## PROVIDED DATA

"""

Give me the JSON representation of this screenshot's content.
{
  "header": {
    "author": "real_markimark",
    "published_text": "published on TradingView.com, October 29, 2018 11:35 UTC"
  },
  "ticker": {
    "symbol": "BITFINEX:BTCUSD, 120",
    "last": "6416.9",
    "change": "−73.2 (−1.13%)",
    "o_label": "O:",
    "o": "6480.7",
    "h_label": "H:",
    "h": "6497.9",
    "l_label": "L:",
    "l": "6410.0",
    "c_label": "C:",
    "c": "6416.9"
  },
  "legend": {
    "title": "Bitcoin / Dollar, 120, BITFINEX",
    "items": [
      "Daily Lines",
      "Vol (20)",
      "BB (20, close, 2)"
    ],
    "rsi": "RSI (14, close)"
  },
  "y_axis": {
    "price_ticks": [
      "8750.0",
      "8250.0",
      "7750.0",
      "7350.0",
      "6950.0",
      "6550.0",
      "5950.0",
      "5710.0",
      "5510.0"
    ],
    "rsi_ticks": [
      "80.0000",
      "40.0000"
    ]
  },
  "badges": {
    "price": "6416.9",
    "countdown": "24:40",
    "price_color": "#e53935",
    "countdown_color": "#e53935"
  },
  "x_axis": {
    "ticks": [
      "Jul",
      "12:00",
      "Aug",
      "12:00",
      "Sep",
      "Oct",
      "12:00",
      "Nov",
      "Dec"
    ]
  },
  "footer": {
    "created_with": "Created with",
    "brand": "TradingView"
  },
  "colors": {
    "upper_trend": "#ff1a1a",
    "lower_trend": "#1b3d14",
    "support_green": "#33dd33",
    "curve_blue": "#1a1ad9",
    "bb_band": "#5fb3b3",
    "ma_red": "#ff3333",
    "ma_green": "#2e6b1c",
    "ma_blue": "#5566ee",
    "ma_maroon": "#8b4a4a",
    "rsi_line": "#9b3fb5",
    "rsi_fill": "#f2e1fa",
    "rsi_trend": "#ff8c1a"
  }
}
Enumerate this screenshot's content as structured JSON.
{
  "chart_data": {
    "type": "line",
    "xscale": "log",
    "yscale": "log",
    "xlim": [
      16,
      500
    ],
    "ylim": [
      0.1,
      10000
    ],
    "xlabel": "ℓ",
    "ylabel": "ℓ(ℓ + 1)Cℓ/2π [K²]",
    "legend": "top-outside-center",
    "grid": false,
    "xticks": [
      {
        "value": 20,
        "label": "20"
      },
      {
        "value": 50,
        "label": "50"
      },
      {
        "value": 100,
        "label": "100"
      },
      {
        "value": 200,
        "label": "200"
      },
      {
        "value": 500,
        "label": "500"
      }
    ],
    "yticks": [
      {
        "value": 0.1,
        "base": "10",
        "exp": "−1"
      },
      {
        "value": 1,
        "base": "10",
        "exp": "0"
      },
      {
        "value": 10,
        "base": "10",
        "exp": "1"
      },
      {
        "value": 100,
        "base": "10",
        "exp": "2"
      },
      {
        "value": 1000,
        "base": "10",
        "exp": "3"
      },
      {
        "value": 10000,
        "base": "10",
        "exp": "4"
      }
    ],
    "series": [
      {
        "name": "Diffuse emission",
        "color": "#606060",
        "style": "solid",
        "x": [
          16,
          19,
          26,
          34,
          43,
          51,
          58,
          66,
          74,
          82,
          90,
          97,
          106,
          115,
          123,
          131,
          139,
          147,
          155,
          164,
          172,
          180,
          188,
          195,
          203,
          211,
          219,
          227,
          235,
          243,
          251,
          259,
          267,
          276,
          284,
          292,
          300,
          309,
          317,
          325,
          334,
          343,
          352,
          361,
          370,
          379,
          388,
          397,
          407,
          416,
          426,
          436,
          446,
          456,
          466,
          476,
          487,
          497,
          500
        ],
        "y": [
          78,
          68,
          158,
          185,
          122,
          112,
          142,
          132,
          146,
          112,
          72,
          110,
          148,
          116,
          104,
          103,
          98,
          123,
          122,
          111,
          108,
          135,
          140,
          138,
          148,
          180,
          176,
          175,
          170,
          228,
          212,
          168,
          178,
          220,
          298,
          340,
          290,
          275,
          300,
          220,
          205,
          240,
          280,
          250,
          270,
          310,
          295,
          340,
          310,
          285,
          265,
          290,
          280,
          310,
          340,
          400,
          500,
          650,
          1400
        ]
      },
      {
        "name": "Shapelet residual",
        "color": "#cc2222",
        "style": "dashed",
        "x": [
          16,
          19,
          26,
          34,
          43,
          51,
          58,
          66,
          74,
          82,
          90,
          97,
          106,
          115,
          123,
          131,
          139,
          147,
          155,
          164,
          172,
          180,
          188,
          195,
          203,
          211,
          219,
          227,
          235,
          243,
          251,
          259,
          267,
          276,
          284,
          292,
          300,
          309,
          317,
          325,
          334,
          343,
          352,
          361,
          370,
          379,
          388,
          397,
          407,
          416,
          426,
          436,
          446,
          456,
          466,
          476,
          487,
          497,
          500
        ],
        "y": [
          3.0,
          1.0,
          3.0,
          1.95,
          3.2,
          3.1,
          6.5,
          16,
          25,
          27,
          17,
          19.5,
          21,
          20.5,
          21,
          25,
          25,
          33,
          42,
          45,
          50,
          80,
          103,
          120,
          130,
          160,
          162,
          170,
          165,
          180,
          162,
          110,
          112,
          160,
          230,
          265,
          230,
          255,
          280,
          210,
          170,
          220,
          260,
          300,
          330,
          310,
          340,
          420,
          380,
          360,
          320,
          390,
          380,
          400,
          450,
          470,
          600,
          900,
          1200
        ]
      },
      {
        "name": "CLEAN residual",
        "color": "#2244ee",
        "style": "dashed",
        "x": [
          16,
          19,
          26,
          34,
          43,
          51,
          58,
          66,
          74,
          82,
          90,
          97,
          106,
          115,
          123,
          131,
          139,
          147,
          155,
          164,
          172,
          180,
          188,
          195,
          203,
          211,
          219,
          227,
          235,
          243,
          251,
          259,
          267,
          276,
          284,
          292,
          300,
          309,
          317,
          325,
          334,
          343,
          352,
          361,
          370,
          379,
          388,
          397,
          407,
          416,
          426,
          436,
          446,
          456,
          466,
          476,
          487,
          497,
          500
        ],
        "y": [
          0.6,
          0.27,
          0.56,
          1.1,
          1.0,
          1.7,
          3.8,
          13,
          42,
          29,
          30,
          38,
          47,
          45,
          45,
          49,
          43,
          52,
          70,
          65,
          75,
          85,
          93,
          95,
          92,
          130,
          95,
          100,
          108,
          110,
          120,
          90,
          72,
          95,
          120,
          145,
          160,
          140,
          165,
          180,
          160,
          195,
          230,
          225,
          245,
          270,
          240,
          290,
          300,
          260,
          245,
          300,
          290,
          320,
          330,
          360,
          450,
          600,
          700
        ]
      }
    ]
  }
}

"""

## WRITTEN INSTRUCTION
Go through the records and print each one exactly.

## FINISHED ANSWER
Give me the JSON representation of this screenshot's content.
{
  "header": {
    "author": "real_markimark",
    "published_text": "published on TradingView.com, October 29, 2018 11:35 UTC"
  },
  "ticker": {
    "symbol": "BITFINEX:BTCUSD, 120",
    "last": "6416.9",
    "change": "−73.2 (−1.13%)",
    "o_label": "O:",
    "o": "6480.7",
    "h_label": "H:",
    "h": "6497.9",
    "l_label": "L:",
    "l": "6410.0",
    "c_label": "C:",
    "c": "6416.9"
  },
  "legend": {
    "title": "Bitcoin / Dollar, 120, BITFINEX",
    "items": [
      "Daily Lines",
      "Vol (20)",
      "BB (20, close, 2)"
    ],
    "rsi": "RSI (14, close)"
  },
  "y_axis": {
    "price_ticks": [
      "8750.0",
      "8250.0",
      "7750.0",
      "7350.0",
      "6950.0",
      "6550.0",
      "5950.0",
      "5710.0",
      "5510.0"
    ],
    "rsi_ticks": [
      "80.0000",
      "40.0000"
    ]
  },
  "badges": {
    "price": "6416.9",
    "countdown": "24:40",
    "price_color": "#e53935",
    "countdown_color": "#e53935"
  },
  "x_axis": {
    "ticks": [
      "Jul",
      "12:00",
      "Aug",
      "12:00",
      "Sep",
      "Oct",
      "12:00",
      "Nov",
      "Dec"
    ]
  },
  "footer": {
    "created_with": "Created with",
    "brand": "TradingView"
  },
  "colors": {
    "upper_trend": "#ff1a1a",
    "lower_trend": "#1b3d14",
    "support_green": "#33dd33",
    "curve_blue": "#1a1ad9",
    "bb_band": "#5fb3b3",
    "ma_red": "#ff3333",
    "ma_green": "#2e6b1c",
    "ma_blue": "#5566ee",
    "ma_maroon": "#8b4a4a",
    "rsi_line": "#9b3fb5",
    "rsi_fill": "#f2e1fa",
    "rsi_trend": "#ff8c1a"
  }
}
Enumerate this screenshot's content as structured JSON.
{
  "chart_data": {
    "type": "line",
    "xscale": "log",
    "yscale": "log",
    "xlim": [
      16,
      500
    ],
    "ylim": [
      0.1,
      10000
    ],
    "xlabel": "ℓ",
    "ylabel": "ℓ(ℓ + 1)Cℓ/2π [K²]",
    "legend": "top-outside-center",
    "grid": false,
    "xticks": [
      {
        "value": 20,
        "label": "20"
      },
      {
        "value": 50,
        "label": "50"
      },
      {
        "value": 100,
        "label": "100"
      },
      {
        "value": 200,
        "label": "200"
      },
      {
        "value": 500,
        "label": "500"
      }
    ],
    "yticks": [
      {
        "value": 0.1,
        "base": "10",
        "exp": "−1"
      },
      {
        "value": 1,
        "base": "10",
        "exp": "0"
      },
      {
        "value": 10,
        "base": "10",
        "exp": "1"
      },
      {
        "value": 100,
        "base": "10",
        "exp": "2"
      },
      {
        "value": 1000,
        "base": "10",
        "exp": "3"
      },
      {
        "value": 10000,
        "base": "10",
        "exp": "4"
      }
    ],
    "series": [
      {
        "name": "Diffuse emission",
        "color": "#606060",
        "style": "solid",
        "x": [
          16,
          19,
          26,
          34,
          43,
          51,
          58,
          66,
          74,
          82,
          90,
          97,
          106,
          115,
          123,
          131,
          139,
          147,
          155,
          164,
          172,
          180,
          188,
          195,
          203,
          211,
          219,
          227,
          235,
          243,
          251,
          259,
          267,
          276,
          284,
          292,
          300,
          309,
          317,
          325,
          334,
          343,
          352,
          361,
          370,
          379,
          388,
          397,
          407,
          416,
          426,
          436,
          446,
          456,
          466,
          476,
          487,
          497,
          500
        ],
        "y": [
          78,
          68,
          158,
          185,
          122,
          112,
          142,
          132,
          146,
          112,
          72,
          110,
          148,
          116,
          104,
          103,
          98,
          123,
          122,
          111,
          108,
          135,
          140,
          138,
          148,
          180,
          176,
          175,
          170,
          228,
          212,
          168,
          178,
          220,
          298,
          340,
          290,
          275,
          300,
          220,
          205,
          240,
          280,
          250,
          270,
          310,
          295,
          340,
          310,
          285,
          265,
          290,
          280,
          310,
          340,
          400,
          500,
          650,
          1400
        ]
      },
      {
        "name": "Shapelet residual",
        "color": "#cc2222",
        "style": "dashed",
        "x": [
          16,
          19,
          26,
          34,
          43,
          51,
          58,
          66,
          74,
          82,
          90,
          97,
          106,
          115,
          123,
          131,
          139,
          147,
          155,
          164,
          172,
          180,
          188,
          195,
          203,
          211,
          219,
          227,
          235,
          243,
          251,
          259,
          267,
          276,
          284,
          292,
          300,
          309,
          317,
          325,
          334,
          343,
          352,
          361,
          370,
          379,
          388,
          397,
          407,
          416,
          426,
          436,
          446,
          456,
          466,
          476,
          487,
          497,
          500
        ],
        "y": [
          3.0,
          1.0,
          3.0,
          1.95,
          3.2,
          3.1,
          6.5,
          16,
          25,
          27,
          17,
          19.5,
          21,
          20.5,
          21,
          25,
          25,
          33,
          42,
          45,
          50,
          80,
          103,
          120,
          130,
          160,
          162,
          170,
          165,
          180,
          162,
          110,
          112,
          160,
          230,
          265,
          230,
          255,
          280,
          210,
          170,
          220,
          260,
          300,
          330,
          310,
          340,
          420,
          380,
          360,
          320,
          390,
          380,
          400,
          450,
          470,
          600,
          900,
          1200
        ]
      },
      {
        "name": "CLEAN residual",
        "color": "#2244ee",
        "style": "dashed",
        "x": [
          16,
          19,
          26,
          34,
          43,
          51,
          58,
          66,
          74,
          82,
          90,
          97,
          106,
          115,
          123,
          131,
          139,
          147,
          155,
          164,
          172,
          180,
          188,
          195,
          203,
          211,
          219,
          227,
          235,
          243,
          251,
          259,
          267,
          276,
          284,
          292,
          300,
          309,
          317,
          325,
          334,
          343,
          352,
          361,
          370,
          379,
          388,
          397,
          407,
          416,
          426,
          436,
          446,
          456,
          466,
          476,
          487,
          497,
          500
        ],
        "y": [
          0.6,
          0.27,
          0.56,
          1.1,
          1.0,
          1.7,
          3.8,
          13,
          42,
          29,
          30,
          38,
          47,
          45,
          45,
          49,
          43,
          52,
          70,
          65,
          75,
          85,
          93,
          95,
          92,
          130,
          95,
          100,
          108,
          110,
          120,
          90,
          72,
          95,
          120,
          145,
          160,
          140,
          165,
          180,
          160,
          195,
          230,
          225,
          245,
          270,
          240,
          290,
          300,
          260,
          245,
          300,
          290,
          320,
          330,
          360,
          450,
          600,
          700
        ]
      }
    ]
  }
}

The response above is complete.